━━ Dataset records

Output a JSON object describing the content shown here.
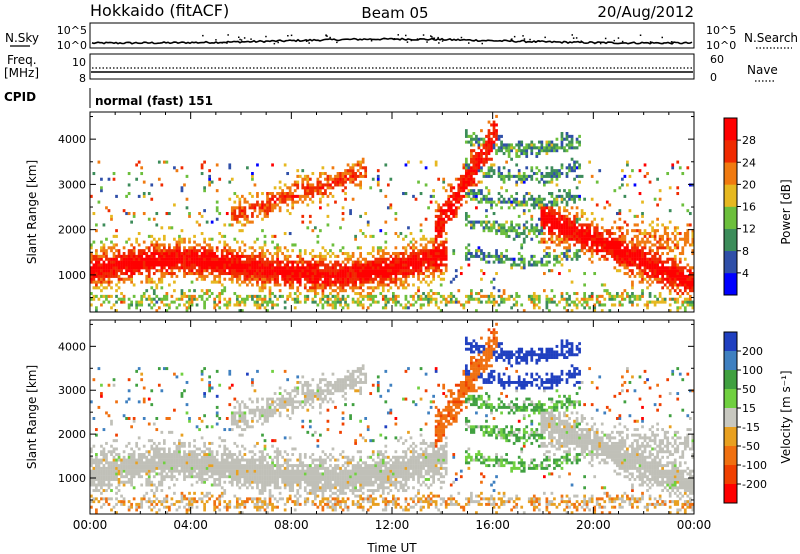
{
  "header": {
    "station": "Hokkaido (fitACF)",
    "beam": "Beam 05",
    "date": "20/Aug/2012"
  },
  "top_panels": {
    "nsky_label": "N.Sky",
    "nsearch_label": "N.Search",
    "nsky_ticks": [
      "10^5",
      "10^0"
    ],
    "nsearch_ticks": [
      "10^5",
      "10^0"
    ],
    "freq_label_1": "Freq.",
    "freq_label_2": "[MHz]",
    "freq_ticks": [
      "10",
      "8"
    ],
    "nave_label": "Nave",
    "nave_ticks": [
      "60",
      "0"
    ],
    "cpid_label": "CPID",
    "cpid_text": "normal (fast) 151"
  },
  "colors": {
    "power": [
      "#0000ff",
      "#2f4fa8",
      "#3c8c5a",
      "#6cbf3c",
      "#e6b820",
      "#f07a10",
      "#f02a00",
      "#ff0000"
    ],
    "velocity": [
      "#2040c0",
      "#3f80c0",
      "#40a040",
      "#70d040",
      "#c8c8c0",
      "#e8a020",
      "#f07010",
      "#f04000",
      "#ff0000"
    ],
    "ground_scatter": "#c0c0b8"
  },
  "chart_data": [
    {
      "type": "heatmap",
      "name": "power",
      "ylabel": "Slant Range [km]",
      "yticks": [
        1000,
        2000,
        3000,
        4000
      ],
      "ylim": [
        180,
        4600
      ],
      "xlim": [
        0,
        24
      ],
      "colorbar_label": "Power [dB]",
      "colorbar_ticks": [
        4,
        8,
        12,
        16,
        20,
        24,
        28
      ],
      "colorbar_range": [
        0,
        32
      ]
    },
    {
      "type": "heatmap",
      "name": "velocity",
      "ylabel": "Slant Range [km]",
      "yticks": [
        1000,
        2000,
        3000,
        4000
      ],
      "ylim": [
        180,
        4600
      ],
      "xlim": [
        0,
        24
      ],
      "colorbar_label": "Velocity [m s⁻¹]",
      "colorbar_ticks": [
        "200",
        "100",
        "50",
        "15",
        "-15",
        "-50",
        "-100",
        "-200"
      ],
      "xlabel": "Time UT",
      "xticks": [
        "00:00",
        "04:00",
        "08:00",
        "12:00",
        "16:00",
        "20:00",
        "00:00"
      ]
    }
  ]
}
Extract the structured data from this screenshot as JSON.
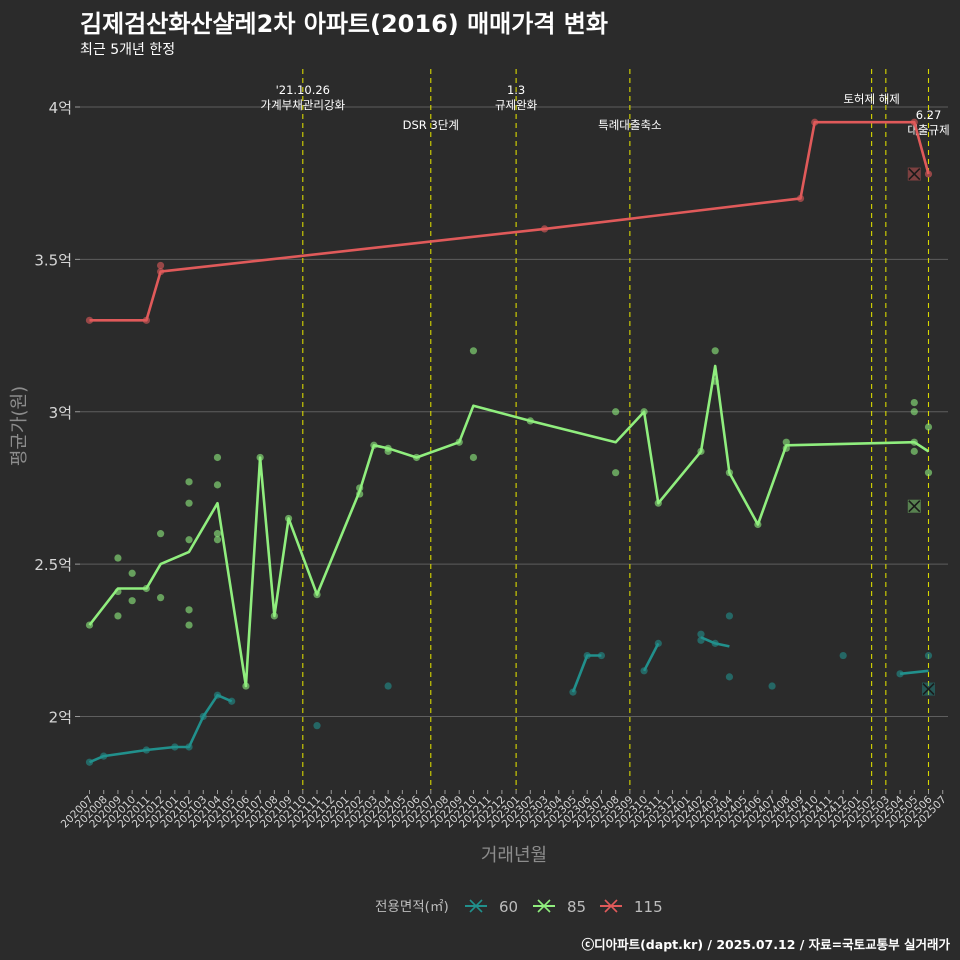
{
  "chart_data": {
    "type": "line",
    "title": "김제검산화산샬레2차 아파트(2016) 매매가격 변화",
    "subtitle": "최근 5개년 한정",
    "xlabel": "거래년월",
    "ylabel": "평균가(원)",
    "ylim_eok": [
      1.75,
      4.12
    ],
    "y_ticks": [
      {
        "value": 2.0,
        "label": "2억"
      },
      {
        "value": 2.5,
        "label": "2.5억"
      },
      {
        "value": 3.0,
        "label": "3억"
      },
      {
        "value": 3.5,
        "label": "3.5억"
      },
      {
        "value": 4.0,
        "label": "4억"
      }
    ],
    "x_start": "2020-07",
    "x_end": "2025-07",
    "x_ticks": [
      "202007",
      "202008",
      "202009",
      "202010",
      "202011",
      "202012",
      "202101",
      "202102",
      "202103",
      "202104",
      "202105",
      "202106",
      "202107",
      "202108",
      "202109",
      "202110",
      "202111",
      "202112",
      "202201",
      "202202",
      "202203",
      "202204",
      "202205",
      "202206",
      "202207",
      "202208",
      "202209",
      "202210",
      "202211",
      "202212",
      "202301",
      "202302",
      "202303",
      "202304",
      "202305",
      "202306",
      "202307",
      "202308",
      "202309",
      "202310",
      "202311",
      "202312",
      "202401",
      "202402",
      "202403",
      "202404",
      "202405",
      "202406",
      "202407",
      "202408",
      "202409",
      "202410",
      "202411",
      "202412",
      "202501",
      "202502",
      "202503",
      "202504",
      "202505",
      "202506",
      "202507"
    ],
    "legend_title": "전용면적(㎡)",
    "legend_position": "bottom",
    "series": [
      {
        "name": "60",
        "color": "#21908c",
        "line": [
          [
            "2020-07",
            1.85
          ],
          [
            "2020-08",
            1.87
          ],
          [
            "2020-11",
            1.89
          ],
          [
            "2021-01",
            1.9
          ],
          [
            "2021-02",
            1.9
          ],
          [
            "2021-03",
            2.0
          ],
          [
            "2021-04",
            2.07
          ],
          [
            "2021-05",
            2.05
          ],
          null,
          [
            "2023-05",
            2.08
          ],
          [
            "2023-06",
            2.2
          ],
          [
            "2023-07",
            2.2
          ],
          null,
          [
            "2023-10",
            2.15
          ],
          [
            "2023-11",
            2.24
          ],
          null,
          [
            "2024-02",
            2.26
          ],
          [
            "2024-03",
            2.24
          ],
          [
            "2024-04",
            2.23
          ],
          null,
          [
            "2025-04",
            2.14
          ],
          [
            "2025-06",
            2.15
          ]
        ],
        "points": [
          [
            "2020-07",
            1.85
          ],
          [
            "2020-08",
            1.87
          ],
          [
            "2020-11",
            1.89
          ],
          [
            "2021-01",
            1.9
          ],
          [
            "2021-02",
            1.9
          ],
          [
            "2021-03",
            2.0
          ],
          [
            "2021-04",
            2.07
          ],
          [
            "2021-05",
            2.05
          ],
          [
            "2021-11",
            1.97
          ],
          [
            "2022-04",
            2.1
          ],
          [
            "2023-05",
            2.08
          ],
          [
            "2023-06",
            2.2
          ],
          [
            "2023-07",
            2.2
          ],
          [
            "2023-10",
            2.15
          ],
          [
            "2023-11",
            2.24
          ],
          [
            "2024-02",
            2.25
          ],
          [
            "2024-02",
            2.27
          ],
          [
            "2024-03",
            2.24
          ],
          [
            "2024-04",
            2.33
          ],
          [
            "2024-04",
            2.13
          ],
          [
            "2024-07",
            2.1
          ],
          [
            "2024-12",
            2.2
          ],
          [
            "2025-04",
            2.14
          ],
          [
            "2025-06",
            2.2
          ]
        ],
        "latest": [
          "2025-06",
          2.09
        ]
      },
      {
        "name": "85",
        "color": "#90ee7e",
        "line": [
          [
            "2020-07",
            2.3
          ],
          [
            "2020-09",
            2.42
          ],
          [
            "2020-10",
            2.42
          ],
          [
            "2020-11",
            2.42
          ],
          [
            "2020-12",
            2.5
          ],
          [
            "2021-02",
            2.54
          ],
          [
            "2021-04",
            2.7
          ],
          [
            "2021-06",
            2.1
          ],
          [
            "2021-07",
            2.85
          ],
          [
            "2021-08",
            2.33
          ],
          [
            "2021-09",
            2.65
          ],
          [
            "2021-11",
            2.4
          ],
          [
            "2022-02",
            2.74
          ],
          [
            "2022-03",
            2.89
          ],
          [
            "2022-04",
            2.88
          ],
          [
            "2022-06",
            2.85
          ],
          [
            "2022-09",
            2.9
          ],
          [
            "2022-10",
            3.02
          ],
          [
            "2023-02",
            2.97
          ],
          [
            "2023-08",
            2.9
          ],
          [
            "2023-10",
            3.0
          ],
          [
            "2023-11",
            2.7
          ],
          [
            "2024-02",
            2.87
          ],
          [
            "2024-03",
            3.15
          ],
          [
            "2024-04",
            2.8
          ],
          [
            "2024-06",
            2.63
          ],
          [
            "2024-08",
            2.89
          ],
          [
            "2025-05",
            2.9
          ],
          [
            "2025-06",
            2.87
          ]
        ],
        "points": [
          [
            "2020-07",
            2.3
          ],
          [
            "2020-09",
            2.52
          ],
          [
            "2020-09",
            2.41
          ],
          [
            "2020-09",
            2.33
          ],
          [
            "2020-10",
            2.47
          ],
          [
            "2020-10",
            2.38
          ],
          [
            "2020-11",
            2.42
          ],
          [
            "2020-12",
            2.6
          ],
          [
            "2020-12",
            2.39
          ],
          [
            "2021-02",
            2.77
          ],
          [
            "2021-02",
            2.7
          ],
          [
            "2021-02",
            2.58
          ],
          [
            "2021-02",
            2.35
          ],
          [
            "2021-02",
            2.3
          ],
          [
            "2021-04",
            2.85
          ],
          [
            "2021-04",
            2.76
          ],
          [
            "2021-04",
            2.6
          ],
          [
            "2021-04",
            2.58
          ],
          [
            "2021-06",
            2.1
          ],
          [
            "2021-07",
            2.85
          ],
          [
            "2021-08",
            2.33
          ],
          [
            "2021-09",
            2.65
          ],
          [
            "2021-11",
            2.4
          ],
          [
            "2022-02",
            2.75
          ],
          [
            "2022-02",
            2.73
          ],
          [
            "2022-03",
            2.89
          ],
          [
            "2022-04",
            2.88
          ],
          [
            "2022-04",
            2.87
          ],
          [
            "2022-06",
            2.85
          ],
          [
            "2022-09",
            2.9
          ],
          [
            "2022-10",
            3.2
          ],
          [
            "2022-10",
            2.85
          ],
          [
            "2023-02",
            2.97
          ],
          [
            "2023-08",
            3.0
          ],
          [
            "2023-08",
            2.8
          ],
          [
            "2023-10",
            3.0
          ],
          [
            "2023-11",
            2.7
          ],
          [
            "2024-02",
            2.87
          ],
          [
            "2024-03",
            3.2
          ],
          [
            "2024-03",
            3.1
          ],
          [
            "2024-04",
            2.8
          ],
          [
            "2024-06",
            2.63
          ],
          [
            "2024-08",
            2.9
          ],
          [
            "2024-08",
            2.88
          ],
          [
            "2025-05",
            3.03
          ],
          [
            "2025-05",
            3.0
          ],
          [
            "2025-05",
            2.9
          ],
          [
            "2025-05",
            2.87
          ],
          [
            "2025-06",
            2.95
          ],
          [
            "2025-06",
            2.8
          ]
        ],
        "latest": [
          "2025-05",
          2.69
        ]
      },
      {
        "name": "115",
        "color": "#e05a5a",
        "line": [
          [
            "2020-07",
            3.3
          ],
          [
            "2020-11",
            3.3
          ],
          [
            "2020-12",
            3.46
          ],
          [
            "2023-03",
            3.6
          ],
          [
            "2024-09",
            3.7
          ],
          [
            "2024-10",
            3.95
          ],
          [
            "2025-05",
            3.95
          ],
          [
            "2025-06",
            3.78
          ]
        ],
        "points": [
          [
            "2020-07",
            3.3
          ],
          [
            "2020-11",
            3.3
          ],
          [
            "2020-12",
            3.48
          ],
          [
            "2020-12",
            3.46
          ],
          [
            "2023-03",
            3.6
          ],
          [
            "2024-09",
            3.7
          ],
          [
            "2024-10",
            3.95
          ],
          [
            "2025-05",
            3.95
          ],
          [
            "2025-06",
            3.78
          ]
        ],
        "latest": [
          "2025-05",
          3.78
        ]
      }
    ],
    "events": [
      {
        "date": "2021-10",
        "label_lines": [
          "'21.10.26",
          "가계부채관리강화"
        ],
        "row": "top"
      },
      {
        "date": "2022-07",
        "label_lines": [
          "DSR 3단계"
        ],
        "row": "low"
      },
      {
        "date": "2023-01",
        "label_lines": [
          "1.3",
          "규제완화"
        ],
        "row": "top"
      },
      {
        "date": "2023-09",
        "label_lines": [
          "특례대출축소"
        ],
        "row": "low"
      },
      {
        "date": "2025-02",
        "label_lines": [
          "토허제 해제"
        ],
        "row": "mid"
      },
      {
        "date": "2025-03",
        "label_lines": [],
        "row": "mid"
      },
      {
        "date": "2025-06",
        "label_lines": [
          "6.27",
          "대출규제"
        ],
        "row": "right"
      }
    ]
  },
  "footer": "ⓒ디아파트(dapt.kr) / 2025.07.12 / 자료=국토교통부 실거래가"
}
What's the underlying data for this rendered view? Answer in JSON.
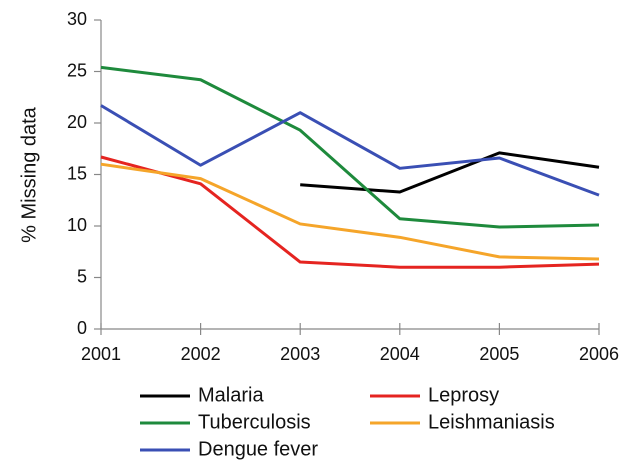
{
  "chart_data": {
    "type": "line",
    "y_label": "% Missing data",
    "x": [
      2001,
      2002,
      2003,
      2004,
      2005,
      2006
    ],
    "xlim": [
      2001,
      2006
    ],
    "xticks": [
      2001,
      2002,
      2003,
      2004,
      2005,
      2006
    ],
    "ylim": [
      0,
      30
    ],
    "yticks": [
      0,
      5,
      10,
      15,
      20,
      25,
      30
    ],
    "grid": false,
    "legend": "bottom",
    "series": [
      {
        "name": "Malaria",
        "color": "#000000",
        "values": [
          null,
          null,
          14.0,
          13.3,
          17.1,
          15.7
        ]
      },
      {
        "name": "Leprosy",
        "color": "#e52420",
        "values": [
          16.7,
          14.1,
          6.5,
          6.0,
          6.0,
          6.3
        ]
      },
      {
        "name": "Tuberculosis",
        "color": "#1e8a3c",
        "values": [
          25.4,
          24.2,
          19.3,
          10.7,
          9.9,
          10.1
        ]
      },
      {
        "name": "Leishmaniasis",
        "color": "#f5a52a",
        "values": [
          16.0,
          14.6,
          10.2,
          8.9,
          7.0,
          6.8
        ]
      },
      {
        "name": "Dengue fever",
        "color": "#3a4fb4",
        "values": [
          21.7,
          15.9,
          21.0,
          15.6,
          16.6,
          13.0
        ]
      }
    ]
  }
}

━━━━

Aim: Looking at the entries above, say how many lines contain the word "name". Only the number is wanted.

The response: 10